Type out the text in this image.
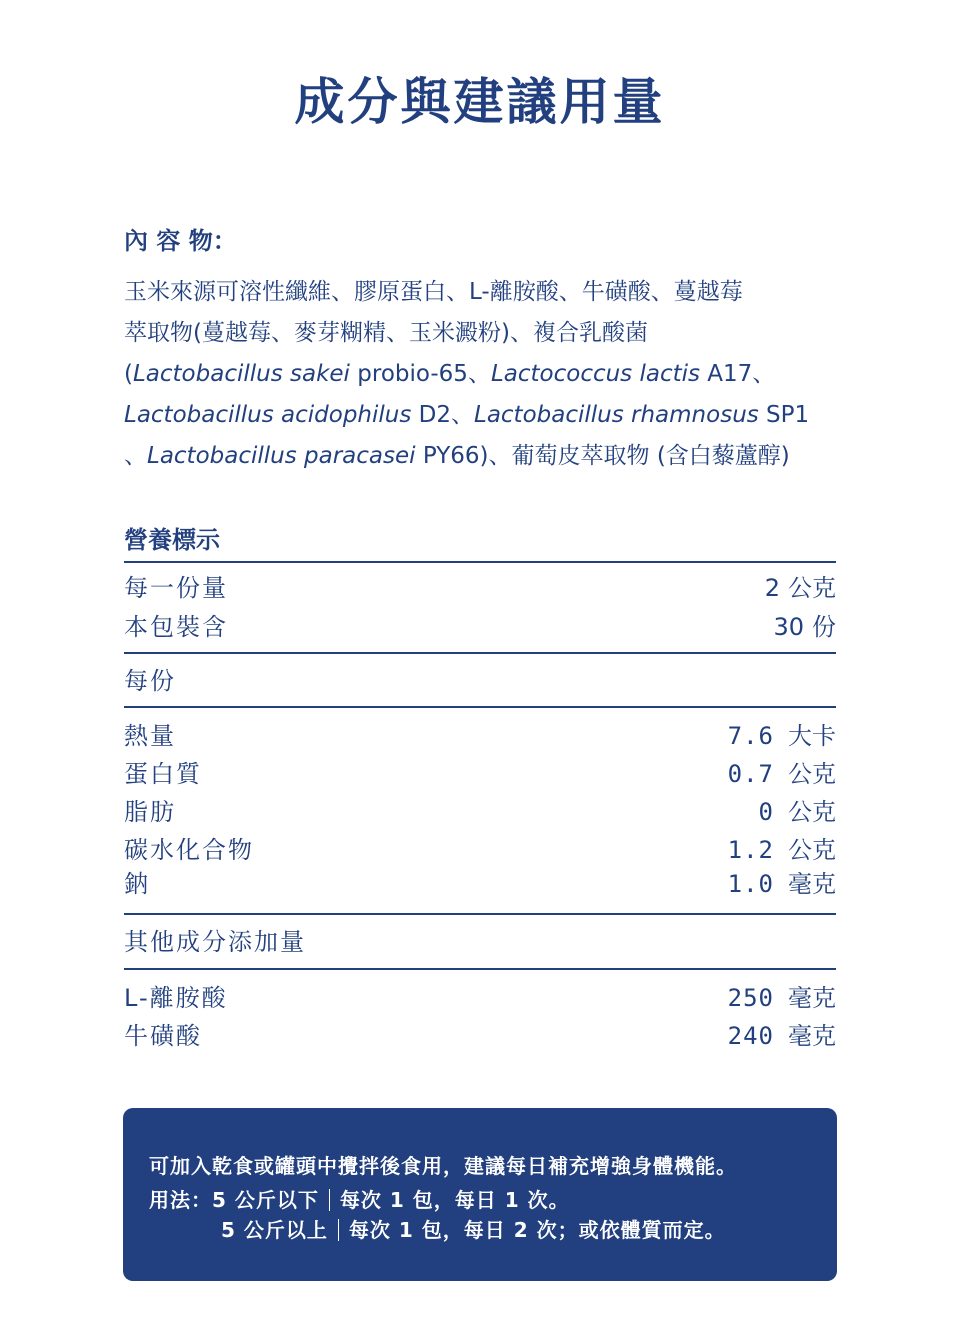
成分與建議用量
內 容 物：
玉米來源可溶性纖維、膠原蛋白、L-離胺酸、牛磺酸、蔓越莓
萃取物(蔓越莓、麥芽糊精、玉米澱粉)、複合乳酸菌
(Lactobacillus sakei probio-65、Lactococcus lactis A17、
Lactobacillus acidophilus D2、Lactobacillus rhamnosus SP1
、Lactobacillus paracasei PY66)、葡萄皮萃取物 (含白藜蘆醇)
營養標示
每一份量	2 公克
本包裝含	30 份
每份
熱量	7.6 大卡
蛋白質	0.7 公克
脂肪	0 公克
碳水化合物	1.2 公克
鈉	1.0 毫克
其他成分添加量
L-離胺酸	250 毫克
牛磺酸	240 毫克
可加入乾食或罐頭中攪拌後食用，建議每日補充增強身體機能。
用法：5 公斤以下 每次 1 包，每日 1 次。
5 公斤以上 每次 1 包，每日 2 次；或依體質而定。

:: REQUIREMENTS ::
Transcribe the entries above verbatim, omitting their pictures.

:: OUTPUT OF THE TASK ::
Type out the text in this image.
成分與建議用量
內 容 物：
玉米來源可溶性纖維、膠原蛋白、L-離胺酸、牛磺酸、蔓越莓
萃取物(蔓越莓、麥芽糊精、玉米澱粉)、複合乳酸菌
(Lactobacillus sakei probio-65、Lactococcus lactis A17、
Lactobacillus acidophilus D2、Lactobacillus rhamnosus SP1
、Lactobacillus paracasei PY66)、葡萄皮萃取物 (含白藜蘆醇)
營養標示
每一份量	2 公克
本包裝含	30 份
每份
熱量	7.6 大卡
蛋白質	0.7 公克
脂肪	0 公克
碳水化合物	1.2 公克
鈉	1.0 毫克
其他成分添加量
L-離胺酸	250 毫克
牛磺酸	240 毫克
可加入乾食或罐頭中攪拌後食用，建議每日補充增強身體機能。
用法：5 公斤以下 每次 1 包，每日 1 次。
5 公斤以上 每次 1 包，每日 2 次；或依體質而定。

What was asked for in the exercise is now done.